PROBLEM DESCRIPTION ->
In the copy, include every entry exactly but none of the images.

(A block of data)
-----

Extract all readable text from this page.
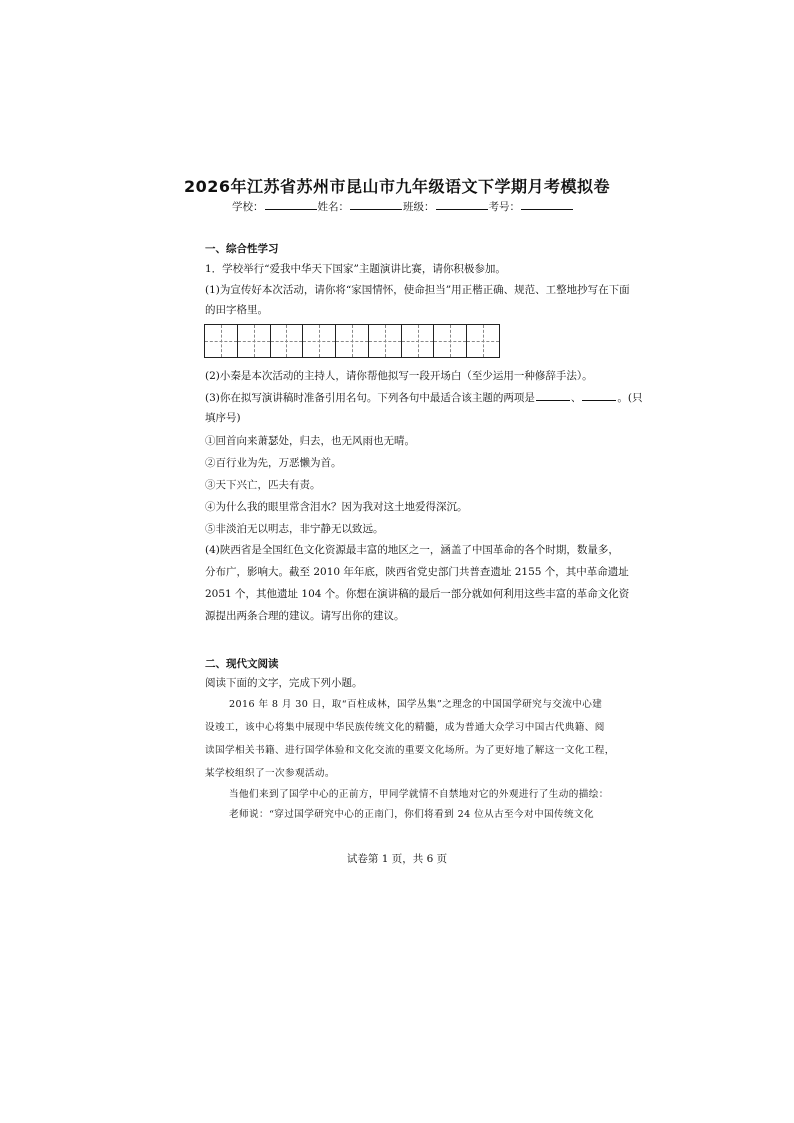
2026年江苏省苏州市昆山市九年级语文下学期月考模拟卷
学校：	姓名：	班级：	考号：
一、综合性学习
1．学校举行“爱我中华天下国家”主题演讲比赛，请你积极参加。
(1)为宣传好本次活动，请你将“家国情怀，使命担当”用正楷正确、规范、工整地抄写在下面
的田字格里。
(2)小秦是本次活动的主持人，请你帮他拟写一段开场白（至少运用一种修辞手法）。
(3)你在拟写演讲稿时准备引用名句。下列各句中最适合该主题的两项是	、	。(只
填序号)
①回首向来萧瑟处，归去，也无风雨也无晴。
②百行业为先，万恶懒为首。
③天下兴亡，匹夫有责。
④为什么我的眼里常含泪水？因为我对这土地爱得深沉。
⑤非淡泊无以明志，非宁静无以致远。
(4)陕西省是全国红色文化资源最丰富的地区之一，涵盖了中国革命的各个时期，数量多，
分布广，影响大。截至 2010 年年底，陕西省党史部门共普查遗址 2155 个，其中革命遗址
2051 个，其他遗址 104 个。你想在演讲稿的最后一部分就如何利用这些丰富的革命文化资
源提出两条合理的建议。请写出你的建议。
二、现代文阅读
阅读下面的文字，完成下列小题。
2016 年 8 月 30 日，取“百柱成林，国学丛集”之理念的中国国学研究与交流中心建
设竣工，该中心将集中展现中华民族传统文化的精髓，成为普通大众学习中国古代典籍、阅
读国学相关书籍、进行国学体验和文化交流的重要文化场所。为了更好地了解这一文化工程，
某学校组织了一次参观活动。
当他们来到了国学中心的正前方，甲同学就情不自禁地对它的外观进行了生动的描绘：
老师说：“穿过国学研究中心的正南门，你们将看到 24 位从古至今对中国传统文化
试卷第 1 页，共 6 页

-----

FULL ANSWER ->
Extract all readable text from this page.
2026年江苏省苏州市昆山市九年级语文下学期月考模拟卷
学校：	姓名：	班级：	考号：
一、综合性学习
1．学校举行“爱我中华天下国家”主题演讲比赛，请你积极参加。
(1)为宣传好本次活动，请你将“家国情怀，使命担当”用正楷正确、规范、工整地抄写在下面
的田字格里。
(2)小秦是本次活动的主持人，请你帮他拟写一段开场白（至少运用一种修辞手法）。
(3)你在拟写演讲稿时准备引用名句。下列各句中最适合该主题的两项是	、	。(只
填序号)
①回首向来萧瑟处，归去，也无风雨也无晴。
②百行业为先，万恶懒为首。
③天下兴亡，匹夫有责。
④为什么我的眼里常含泪水？因为我对这土地爱得深沉。
⑤非淡泊无以明志，非宁静无以致远。
(4)陕西省是全国红色文化资源最丰富的地区之一，涵盖了中国革命的各个时期，数量多，
分布广，影响大。截至 2010 年年底，陕西省党史部门共普查遗址 2155 个，其中革命遗址
2051 个，其他遗址 104 个。你想在演讲稿的最后一部分就如何利用这些丰富的革命文化资
源提出两条合理的建议。请写出你的建议。
二、现代文阅读
阅读下面的文字，完成下列小题。
2016 年 8 月 30 日，取“百柱成林，国学丛集”之理念的中国国学研究与交流中心建
设竣工，该中心将集中展现中华民族传统文化的精髓，成为普通大众学习中国古代典籍、阅
读国学相关书籍、进行国学体验和文化交流的重要文化场所。为了更好地了解这一文化工程，
某学校组织了一次参观活动。
当他们来到了国学中心的正前方，甲同学就情不自禁地对它的外观进行了生动的描绘：
老师说：“穿过国学研究中心的正南门，你们将看到 24 位从古至今对中国传统文化
试卷第 1 页，共 6 页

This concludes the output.